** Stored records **

>>>>

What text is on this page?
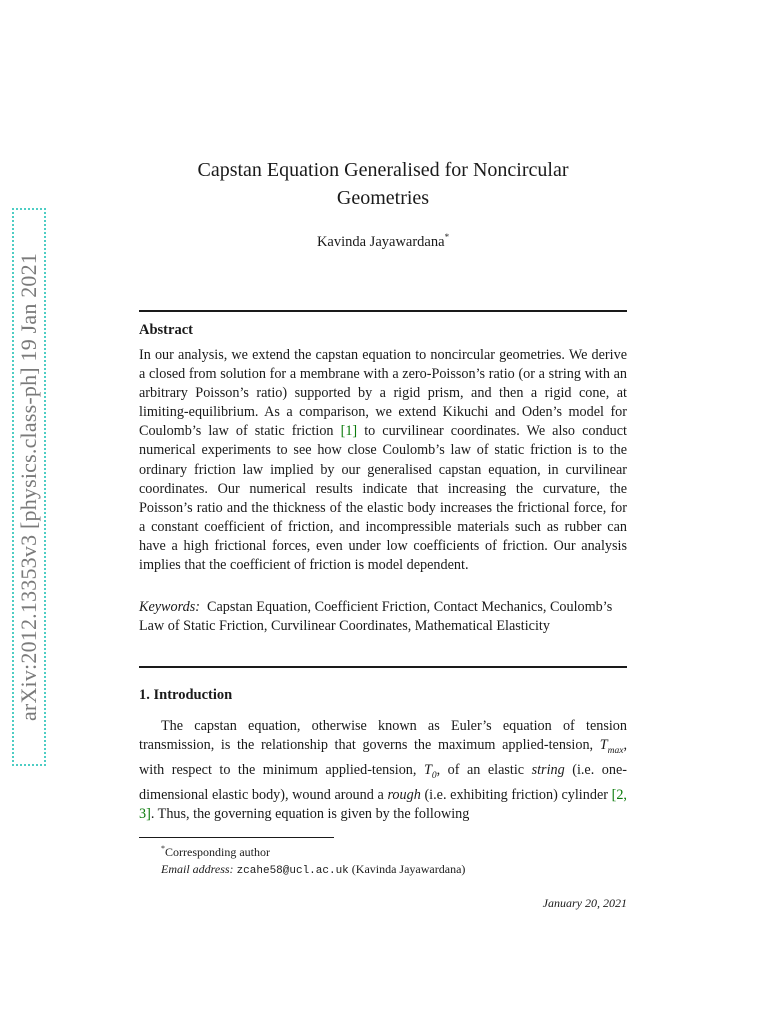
arXiv:2012.13353v3 [physics.class-ph] 19 Jan 2021
Capstan Equation Generalised for Noncircular
Geometries
Kavinda Jayawardana*
Abstract
In our analysis, we extend the capstan equation to noncircular geometries. We derive a closed from solution for a membrane with a zero-Poisson’s ratio (or a string with an arbitrary Poisson’s ratio) supported by a rigid prism, and then a rigid cone, at limiting-equilibrium. As a comparison, we extend Kikuchi and Oden’s model for Coulomb’s law of static friction [1] to curvilinear coordinates. We also conduct numerical experiments to see how close Coulomb’s law of static friction is to the ordinary friction law implied by our generalised capstan equation, in curvilinear coordinates. Our numerical results indicate that increasing the curvature, the Poisson’s ratio and the thickness of the elastic body increases the frictional force, for a constant coefficient of friction, and incompressible materials such as rubber can have a high frictional forces, even under low coefficients of friction. Our analysis implies that the coefficient of friction is model dependent.
Keywords: Capstan Equation, Coefficient Friction, Contact Mechanics, Coulomb’s Law of Static Friction, Curvilinear Coordinates, Mathematical Elasticity
1. Introduction
The capstan equation, otherwise known as Euler’s equation of tension transmission, is the relationship that governs the maximum applied-tension, $T_{max}$, with respect to the minimum applied-tension, $T_0$, of an elastic string (i.e. one-dimensional elastic body), wound around a rough (i.e. exhibiting friction) cylinder [2, 3]. Thus, the governing equation is given by the following
*Corresponding author
Email address: zcahe58@ucl.ac.uk (Kavinda Jayawardana)
January 20, 2021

<<<<

** EXERCISE AIM **
Reproduce all entries exactly. Pictures do not belong in the copy.

** THE REPLY **
What text is on this page?
arXiv:2012.13353v3 [physics.class-ph] 19 Jan 2021
Capstan Equation Generalised for Noncircular
Geometries
Kavinda Jayawardana*
Abstract
In our analysis, we extend the capstan equation to noncircular geometries. We derive a closed from solution for a membrane with a zero-Poisson’s ratio (or a string with an arbitrary Poisson’s ratio) supported by a rigid prism, and then a rigid cone, at limiting-equilibrium. As a comparison, we extend Kikuchi and Oden’s model for Coulomb’s law of static friction [1] to curvilinear coordinates. We also conduct numerical experiments to see how close Coulomb’s law of static friction is to the ordinary friction law implied by our generalised capstan equation, in curvilinear coordinates. Our numerical results indicate that increasing the curvature, the Poisson’s ratio and the thickness of the elastic body increases the frictional force, for a constant coefficient of friction, and incompressible materials such as rubber can have a high frictional forces, even under low coefficients of friction. Our analysis implies that the coefficient of friction is model dependent.
Keywords: Capstan Equation, Coefficient Friction, Contact Mechanics, Coulomb’s Law of Static Friction, Curvilinear Coordinates, Mathematical Elasticity
1. Introduction
The capstan equation, otherwise known as Euler’s equation of tension transmission, is the relationship that governs the maximum applied-tension, $T_{max}$, with respect to the minimum applied-tension, $T_0$, of an elastic string (i.e. one-dimensional elastic body), wound around a rough (i.e. exhibiting friction) cylinder [2, 3]. Thus, the governing equation is given by the following
*Corresponding author
Email address: zcahe58@ucl.ac.uk (Kavinda Jayawardana)
January 20, 2021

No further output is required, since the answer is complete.